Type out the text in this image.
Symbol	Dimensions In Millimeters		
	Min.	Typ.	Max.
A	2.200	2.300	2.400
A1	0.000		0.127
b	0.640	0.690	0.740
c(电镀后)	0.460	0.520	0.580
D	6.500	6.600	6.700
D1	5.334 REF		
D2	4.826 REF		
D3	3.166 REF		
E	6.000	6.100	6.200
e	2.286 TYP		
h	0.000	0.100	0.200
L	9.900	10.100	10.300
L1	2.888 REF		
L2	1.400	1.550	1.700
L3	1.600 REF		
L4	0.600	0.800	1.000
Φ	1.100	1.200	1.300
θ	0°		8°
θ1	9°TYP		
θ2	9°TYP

* * * * *

- [Exercise prompt]
Using the data above, output each line exactly.

- [Right answer]
Type out the text in this image.
Symbol	Dimensions In Millimeters		
	Min.	Typ.	Max.
A	2.200	2.300	2.400
A1	0.000		0.127
b	0.640	0.690	0.740
c(电镀后)	0.460	0.520	0.580
D	6.500	6.600	6.700
D1	5.334 REF		
D2	4.826 REF		
D3	3.166 REF		
E	6.000	6.100	6.200
e	2.286 TYP		
h	0.000	0.100	0.200
L	9.900	10.100	10.300
L1	2.888 REF		
L2	1.400	1.550	1.700
L3	1.600 REF		
L4	0.600	0.800	1.000
Φ	1.100	1.200	1.300
θ	0°		8°
θ1	9°TYP		
θ2	9°TYP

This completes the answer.